Stored data:

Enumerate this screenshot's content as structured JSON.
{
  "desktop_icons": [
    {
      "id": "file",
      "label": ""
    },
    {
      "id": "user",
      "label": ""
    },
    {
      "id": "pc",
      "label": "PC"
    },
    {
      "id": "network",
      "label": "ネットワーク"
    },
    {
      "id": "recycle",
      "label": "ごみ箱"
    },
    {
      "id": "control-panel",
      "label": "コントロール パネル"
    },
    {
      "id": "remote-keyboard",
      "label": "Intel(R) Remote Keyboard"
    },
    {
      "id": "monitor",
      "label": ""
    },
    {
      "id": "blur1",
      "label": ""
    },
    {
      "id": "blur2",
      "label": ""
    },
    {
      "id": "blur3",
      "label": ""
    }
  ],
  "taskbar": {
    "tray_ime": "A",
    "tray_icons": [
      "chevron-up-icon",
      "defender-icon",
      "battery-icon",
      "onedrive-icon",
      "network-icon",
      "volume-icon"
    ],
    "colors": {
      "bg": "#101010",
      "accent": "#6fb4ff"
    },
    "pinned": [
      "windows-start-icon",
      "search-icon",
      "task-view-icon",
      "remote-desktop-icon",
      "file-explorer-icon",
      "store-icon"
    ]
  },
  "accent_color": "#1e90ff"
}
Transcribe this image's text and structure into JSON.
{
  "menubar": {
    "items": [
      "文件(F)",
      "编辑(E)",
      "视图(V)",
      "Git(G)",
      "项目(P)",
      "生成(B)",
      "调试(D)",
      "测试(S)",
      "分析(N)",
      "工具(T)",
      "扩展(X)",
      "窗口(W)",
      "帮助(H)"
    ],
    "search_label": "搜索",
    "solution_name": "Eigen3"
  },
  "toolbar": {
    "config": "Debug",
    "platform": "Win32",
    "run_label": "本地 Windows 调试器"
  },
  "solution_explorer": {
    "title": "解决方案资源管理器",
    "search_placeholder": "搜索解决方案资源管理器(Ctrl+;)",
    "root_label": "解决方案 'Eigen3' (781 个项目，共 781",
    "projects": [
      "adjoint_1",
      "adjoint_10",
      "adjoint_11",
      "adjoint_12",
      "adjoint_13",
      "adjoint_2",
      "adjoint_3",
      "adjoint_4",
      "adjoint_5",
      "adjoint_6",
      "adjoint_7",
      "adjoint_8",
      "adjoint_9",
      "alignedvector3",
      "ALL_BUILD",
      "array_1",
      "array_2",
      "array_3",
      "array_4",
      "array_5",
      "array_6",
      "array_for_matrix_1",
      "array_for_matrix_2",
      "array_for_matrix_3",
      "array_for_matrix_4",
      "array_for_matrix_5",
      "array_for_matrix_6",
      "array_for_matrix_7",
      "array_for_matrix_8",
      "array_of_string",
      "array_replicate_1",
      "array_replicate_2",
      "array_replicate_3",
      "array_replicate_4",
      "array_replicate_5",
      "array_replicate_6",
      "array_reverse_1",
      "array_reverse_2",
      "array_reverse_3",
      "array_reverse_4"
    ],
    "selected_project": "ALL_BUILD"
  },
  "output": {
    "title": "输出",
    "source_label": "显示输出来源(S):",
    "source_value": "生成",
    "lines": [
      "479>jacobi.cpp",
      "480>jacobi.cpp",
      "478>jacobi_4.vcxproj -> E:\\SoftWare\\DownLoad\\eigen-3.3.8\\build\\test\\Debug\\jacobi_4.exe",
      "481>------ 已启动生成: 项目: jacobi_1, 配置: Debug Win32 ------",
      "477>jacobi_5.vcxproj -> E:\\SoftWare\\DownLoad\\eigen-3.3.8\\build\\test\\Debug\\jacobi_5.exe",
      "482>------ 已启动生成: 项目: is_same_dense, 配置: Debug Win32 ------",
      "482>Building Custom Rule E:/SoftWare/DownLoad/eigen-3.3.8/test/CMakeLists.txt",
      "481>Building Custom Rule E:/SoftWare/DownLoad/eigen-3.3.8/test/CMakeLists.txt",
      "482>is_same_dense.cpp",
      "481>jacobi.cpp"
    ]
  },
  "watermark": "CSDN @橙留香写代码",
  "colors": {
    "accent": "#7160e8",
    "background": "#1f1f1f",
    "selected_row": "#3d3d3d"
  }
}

* What you will do
Set out every line from the material that contains the string "JSON".

* Answer to the exercise
Enumerate this screenshot's content as structured JSON.
Transcribe this image's text and structure into JSON.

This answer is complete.